(Records supplied)

· · · ·

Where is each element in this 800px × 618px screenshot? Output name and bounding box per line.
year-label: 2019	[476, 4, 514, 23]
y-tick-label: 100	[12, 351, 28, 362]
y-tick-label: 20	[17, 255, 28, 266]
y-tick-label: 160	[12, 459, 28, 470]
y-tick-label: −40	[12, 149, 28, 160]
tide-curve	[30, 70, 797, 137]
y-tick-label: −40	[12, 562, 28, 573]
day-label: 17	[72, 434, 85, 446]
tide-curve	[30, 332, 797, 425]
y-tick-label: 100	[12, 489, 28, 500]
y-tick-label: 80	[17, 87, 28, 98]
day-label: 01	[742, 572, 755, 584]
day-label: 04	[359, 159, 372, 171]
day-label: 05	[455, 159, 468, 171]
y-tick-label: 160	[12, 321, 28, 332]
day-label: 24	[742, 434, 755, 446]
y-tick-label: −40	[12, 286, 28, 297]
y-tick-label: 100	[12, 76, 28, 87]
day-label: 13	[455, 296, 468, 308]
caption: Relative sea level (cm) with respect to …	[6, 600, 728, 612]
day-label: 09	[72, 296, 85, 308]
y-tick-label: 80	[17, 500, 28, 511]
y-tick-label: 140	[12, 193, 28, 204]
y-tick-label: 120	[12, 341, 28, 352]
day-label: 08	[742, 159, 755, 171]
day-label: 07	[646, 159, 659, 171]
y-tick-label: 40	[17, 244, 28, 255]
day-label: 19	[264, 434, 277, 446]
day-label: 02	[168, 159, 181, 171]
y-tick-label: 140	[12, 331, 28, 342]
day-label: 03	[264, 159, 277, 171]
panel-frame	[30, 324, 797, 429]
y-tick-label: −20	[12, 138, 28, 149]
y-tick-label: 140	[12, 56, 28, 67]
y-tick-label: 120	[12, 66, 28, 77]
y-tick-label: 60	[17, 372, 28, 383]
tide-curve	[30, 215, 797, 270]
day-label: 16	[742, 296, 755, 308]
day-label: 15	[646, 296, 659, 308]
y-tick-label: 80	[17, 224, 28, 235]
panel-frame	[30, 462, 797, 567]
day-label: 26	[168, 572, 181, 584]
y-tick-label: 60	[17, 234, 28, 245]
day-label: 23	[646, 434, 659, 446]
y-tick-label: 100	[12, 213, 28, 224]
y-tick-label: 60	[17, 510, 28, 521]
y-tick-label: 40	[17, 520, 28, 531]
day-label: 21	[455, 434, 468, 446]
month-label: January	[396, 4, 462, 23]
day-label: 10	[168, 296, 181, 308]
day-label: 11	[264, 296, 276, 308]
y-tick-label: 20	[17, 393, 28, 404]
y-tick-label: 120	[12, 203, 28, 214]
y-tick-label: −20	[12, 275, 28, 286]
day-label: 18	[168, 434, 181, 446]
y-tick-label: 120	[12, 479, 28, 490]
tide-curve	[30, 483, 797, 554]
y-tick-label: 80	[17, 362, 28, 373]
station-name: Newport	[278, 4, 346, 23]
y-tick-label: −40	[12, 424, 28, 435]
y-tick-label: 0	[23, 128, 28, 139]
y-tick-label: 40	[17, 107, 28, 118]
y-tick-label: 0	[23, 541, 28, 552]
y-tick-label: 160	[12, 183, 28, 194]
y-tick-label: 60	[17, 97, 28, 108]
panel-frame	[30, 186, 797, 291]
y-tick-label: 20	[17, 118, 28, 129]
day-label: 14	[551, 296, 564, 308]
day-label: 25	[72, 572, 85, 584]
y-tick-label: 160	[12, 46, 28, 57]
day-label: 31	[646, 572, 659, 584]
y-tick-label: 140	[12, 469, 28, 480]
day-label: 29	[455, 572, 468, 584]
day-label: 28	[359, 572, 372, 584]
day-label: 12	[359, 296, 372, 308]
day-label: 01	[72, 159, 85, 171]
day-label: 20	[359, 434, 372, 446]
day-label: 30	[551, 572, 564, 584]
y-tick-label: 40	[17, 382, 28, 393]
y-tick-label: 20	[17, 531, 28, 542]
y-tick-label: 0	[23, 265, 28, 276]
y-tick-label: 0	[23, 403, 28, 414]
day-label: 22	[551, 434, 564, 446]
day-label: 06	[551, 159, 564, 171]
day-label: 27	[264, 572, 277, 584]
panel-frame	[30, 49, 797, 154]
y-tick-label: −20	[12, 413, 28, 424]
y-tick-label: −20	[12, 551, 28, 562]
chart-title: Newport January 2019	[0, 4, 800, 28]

· · · ·

(Problem to work on)
Rewrite everything in the entries from the first line down to the line containing "203, 28, 214]", both included, as a Markdown table with the columns "Row" and "Line". Number each row in order and leave out any blank lines.

(Complete answer)
| Row | Line |
|---|---|
| 1 | Where is each element in this 800px × 618px screenshot? Output name and bounding box per line. |
| 2 | year-label: 2019	[476, 4, 514, 23] |
| 3 | y-tick-label: 100	[12, 351, 28, 362] |
| 4 | y-tick-label: 20	[17, 255, 28, 266] |
| 5 | y-tick-label: 160	[12, 459, 28, 470] |
| 6 | y-tick-label: −40	[12, 149, 28, 160] |
| 7 | tide-curve	[30, 70, 797, 137] |
| 8 | y-tick-label: −40	[12, 562, 28, 573] |
| 9 | day-label: 17	[72, 434, 85, 446] |
| 10 | tide-curve	[30, 332, 797, 425] |
| 11 | y-tick-label: 100	[12, 489, 28, 500] |
| 12 | y-tick-label: 80	[17, 87, 28, 98] |
| 13 | day-label: 01	[742, 572, 755, 584] |
| 14 | day-label: 04	[359, 159, 372, 171] |
| 15 | day-label: 05	[455, 159, 468, 171] |
| 16 | y-tick-label: 160	[12, 321, 28, 332] |
| 17 | day-label: 24	[742, 434, 755, 446] |
| 18 | y-tick-label: −40	[12, 286, 28, 297] |
| 19 | y-tick-label: 100	[12, 76, 28, 87] |
| 20 | day-label: 13	[455, 296, 468, 308] |
| 21 | caption: Relative sea level (cm) with respect to …	[6, 600, 728, 612] |
| 22 | day-label: 09	[72, 296, 85, 308] |
| 23 | y-tick-label: 80	[17, 500, 28, 511] |
| 24 | y-tick-label: 140	[12, 193, 28, 204] |
| 25 | y-tick-label: 120	[12, 341, 28, 352] |
| 26 | day-label: 08	[742, 159, 755, 171] |
| 27 | day-label: 07	[646, 159, 659, 171] |
| 28 | y-tick-label: 40	[17, 244, 28, 255] |
| 29 | day-label: 19	[264, 434, 277, 446] |
| 30 | day-label: 02	[168, 159, 181, 171] |
| 31 | y-tick-label: 140	[12, 331, 28, 342] |
| 32 | day-label: 03	[264, 159, 277, 171] |
| 33 | panel-frame	[30, 324, 797, 429] |
| 34 | y-tick-label: −20	[12, 138, 28, 149] |
| 35 | y-tick-label: 140	[12, 56, 28, 67] |
| 36 | y-tick-label: 120	[12, 66, 28, 77] |
| 37 | y-tick-label: 60	[17, 372, 28, 383] |
| 38 | tide-curve	[30, 215, 797, 270] |
| 39 | day-label: 16	[742, 296, 755, 308] |
| 40 | day-label: 15	[646, 296, 659, 308] |
| 41 | y-tick-label: 80	[17, 224, 28, 235] |
| 42 | panel-frame	[30, 462, 797, 567] |
| 43 | day-label: 26	[168, 572, 181, 584] |
| 44 | y-tick-label: 60	[17, 234, 28, 245] |
| 45 | day-label: 23	[646, 434, 659, 446] |
| 46 | y-tick-label: 100	[12, 213, 28, 224] |
| 47 | y-tick-label: 60	[17, 510, 28, 521] |
| 48 | y-tick-label: 40	[17, 520, 28, 531] |
| 49 | day-label: 21	[455, 434, 468, 446] |
| 50 | month-label: January	[396, 4, 462, 23] |
| 51 | day-label: 10	[168, 296, 181, 308] |
| 52 | day-label: 11	[264, 296, 276, 308] |
| 53 | y-tick-label: 20	[17, 393, 28, 404] |
| 54 | y-tick-label: 120	[12, 203, 28, 214] |